Dataset items:
+ + + + +

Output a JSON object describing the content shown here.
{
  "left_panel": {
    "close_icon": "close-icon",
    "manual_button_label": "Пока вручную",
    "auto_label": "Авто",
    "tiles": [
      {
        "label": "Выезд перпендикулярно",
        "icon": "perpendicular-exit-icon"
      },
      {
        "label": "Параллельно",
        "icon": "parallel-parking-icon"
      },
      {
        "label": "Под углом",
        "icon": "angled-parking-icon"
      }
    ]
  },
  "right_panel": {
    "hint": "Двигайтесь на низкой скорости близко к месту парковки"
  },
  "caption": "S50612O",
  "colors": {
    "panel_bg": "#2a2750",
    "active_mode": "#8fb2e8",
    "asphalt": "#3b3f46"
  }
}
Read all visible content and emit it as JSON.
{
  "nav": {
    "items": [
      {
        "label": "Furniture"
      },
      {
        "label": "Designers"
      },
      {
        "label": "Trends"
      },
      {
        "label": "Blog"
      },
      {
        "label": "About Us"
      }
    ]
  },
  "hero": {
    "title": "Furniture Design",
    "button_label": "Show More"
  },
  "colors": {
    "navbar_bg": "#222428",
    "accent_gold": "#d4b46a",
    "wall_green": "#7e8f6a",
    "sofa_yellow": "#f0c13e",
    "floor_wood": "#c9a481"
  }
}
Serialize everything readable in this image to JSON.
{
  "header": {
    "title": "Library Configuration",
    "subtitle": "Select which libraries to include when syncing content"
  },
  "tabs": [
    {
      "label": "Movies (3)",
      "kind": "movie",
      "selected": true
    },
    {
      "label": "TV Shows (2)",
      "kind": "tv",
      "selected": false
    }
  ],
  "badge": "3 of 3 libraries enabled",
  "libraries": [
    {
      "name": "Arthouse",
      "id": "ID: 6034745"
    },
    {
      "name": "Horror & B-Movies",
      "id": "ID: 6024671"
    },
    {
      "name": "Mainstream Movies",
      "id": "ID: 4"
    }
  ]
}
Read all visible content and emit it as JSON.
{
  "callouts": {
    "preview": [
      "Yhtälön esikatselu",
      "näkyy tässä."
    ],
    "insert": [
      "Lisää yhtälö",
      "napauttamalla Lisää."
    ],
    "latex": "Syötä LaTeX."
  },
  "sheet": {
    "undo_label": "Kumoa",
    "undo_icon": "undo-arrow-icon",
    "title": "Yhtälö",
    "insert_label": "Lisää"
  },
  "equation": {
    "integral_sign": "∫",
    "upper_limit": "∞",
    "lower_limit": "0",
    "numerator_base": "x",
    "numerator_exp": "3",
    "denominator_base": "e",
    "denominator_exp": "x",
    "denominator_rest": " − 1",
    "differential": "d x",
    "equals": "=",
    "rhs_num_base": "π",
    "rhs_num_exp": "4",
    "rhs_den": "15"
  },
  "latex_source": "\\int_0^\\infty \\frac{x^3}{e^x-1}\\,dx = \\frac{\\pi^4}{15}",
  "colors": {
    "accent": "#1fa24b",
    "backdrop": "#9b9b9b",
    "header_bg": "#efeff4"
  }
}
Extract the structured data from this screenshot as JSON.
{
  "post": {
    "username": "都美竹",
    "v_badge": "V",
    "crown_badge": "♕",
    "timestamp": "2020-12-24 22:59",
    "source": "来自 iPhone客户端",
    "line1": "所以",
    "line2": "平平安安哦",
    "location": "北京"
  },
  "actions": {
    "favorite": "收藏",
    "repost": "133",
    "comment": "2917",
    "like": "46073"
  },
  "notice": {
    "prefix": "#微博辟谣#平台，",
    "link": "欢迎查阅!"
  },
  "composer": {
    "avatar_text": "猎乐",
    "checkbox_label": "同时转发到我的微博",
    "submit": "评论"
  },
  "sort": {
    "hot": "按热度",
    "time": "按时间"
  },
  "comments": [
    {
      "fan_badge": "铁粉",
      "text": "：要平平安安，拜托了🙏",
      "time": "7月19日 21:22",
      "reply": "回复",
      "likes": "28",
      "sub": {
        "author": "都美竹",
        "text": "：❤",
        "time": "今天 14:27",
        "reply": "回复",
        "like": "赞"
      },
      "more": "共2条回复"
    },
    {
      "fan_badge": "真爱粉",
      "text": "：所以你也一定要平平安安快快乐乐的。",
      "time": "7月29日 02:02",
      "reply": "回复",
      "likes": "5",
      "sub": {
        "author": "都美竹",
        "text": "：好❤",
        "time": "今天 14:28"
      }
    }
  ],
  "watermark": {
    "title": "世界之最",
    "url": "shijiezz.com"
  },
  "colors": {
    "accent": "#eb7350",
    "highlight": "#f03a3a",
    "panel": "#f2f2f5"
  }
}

+ + + + +

Return each entry from the material above exactly as it appears.

Problem solution:
Output a JSON object describing the content shown here.
{
  "left_panel": {
    "close_icon": "close-icon",
    "manual_button_label": "Пока вручную",
    "auto_label": "Авто",
    "tiles": [
      {
        "label": "Выезд перпендикулярно",
        "icon": "perpendicular-exit-icon"
      },
      {
        "label": "Параллельно",
        "icon": "parallel-parking-icon"
      },
      {
        "label": "Под углом",
        "icon": "angled-parking-icon"
      }
    ]
  },
  "right_panel": {
    "hint": "Двигайтесь на низкой скорости близко к месту парковки"
  },
  "caption": "S50612O",
  "colors": {
    "panel_bg": "#2a2750",
    "active_mode": "#8fb2e8",
    "asphalt": "#3b3f46"
  }
}
Read all visible content and emit it as JSON.
{
  "nav": {
    "items": [
      {
        "label": "Furniture"
      },
      {
        "label": "Designers"
      },
      {
        "label": "Trends"
      },
      {
        "label": "Blog"
      },
      {
        "label": "About Us"
      }
    ]
  },
  "hero": {
    "title": "Furniture Design",
    "button_label": "Show More"
  },
  "colors": {
    "navbar_bg": "#222428",
    "accent_gold": "#d4b46a",
    "wall_green": "#7e8f6a",
    "sofa_yellow": "#f0c13e",
    "floor_wood": "#c9a481"
  }
}
Serialize everything readable in this image to JSON.
{
  "header": {
    "title": "Library Configuration",
    "subtitle": "Select which libraries to include when syncing content"
  },
  "tabs": [
    {
      "label": "Movies (3)",
      "kind": "movie",
      "selected": true
    },
    {
      "label": "TV Shows (2)",
      "kind": "tv",
      "selected": false
    }
  ],
  "badge": "3 of 3 libraries enabled",
  "libraries": [
    {
      "name": "Arthouse",
      "id": "ID: 6034745"
    },
    {
      "name": "Horror & B-Movies",
      "id": "ID: 6024671"
    },
    {
      "name": "Mainstream Movies",
      "id": "ID: 4"
    }
  ]
}
Read all visible content and emit it as JSON.
{
  "callouts": {
    "preview": [
      "Yhtälön esikatselu",
      "näkyy tässä."
    ],
    "insert": [
      "Lisää yhtälö",
      "napauttamalla Lisää."
    ],
    "latex": "Syötä LaTeX."
  },
  "sheet": {
    "undo_label": "Kumoa",
    "undo_icon": "undo-arrow-icon",
    "title": "Yhtälö",
    "insert_label": "Lisää"
  },
  "equation": {
    "integral_sign": "∫",
    "upper_limit": "∞",
    "lower_limit": "0",
    "numerator_base": "x",
    "numerator_exp": "3",
    "denominator_base": "e",
    "denominator_exp": "x",
    "denominator_rest": " − 1",
    "differential": "d x",
    "equals": "=",
    "rhs_num_base": "π",
    "rhs_num_exp": "4",
    "rhs_den": "15"
  },
  "latex_source": "\\int_0^\\infty \\frac{x^3}{e^x-1}\\,dx = \\frac{\\pi^4}{15}",
  "colors": {
    "accent": "#1fa24b",
    "backdrop": "#9b9b9b",
    "header_bg": "#efeff4"
  }
}
Extract the structured data from this screenshot as JSON.
{
  "post": {
    "username": "都美竹",
    "v_badge": "V",
    "crown_badge": "♕",
    "timestamp": "2020-12-24 22:59",
    "source": "来自 iPhone客户端",
    "line1": "所以",
    "line2": "平平安安哦",
    "location": "北京"
  },
  "actions": {
    "favorite": "收藏",
    "repost": "133",
    "comment": "2917",
    "like": "46073"
  },
  "notice": {
    "prefix": "#微博辟谣#平台，",
    "link": "欢迎查阅!"
  },
  "composer": {
    "avatar_text": "猎乐",
    "checkbox_label": "同时转发到我的微博",
    "submit": "评论"
  },
  "sort": {
    "hot": "按热度",
    "time": "按时间"
  },
  "comments": [
    {
      "fan_badge": "铁粉",
      "text": "：要平平安安，拜托了🙏",
      "time": "7月19日 21:22",
      "reply": "回复",
      "likes": "28",
      "sub": {
        "author": "都美竹",
        "text": "：❤",
        "time": "今天 14:27",
        "reply": "回复",
        "like": "赞"
      },
      "more": "共2条回复"
    },
    {
      "fan_badge": "真爱粉",
      "text": "：所以你也一定要平平安安快快乐乐的。",
      "time": "7月29日 02:02",
      "reply": "回复",
      "likes": "5",
      "sub": {
        "author": "都美竹",
        "text": "：好❤",
        "time": "今天 14:28"
      }
    }
  ],
  "watermark": {
    "title": "世界之最",
    "url": "shijiezz.com"
  },
  "colors": {
    "accent": "#eb7350",
    "highlight": "#f03a3a",
    "panel": "#f2f2f5"
  }
}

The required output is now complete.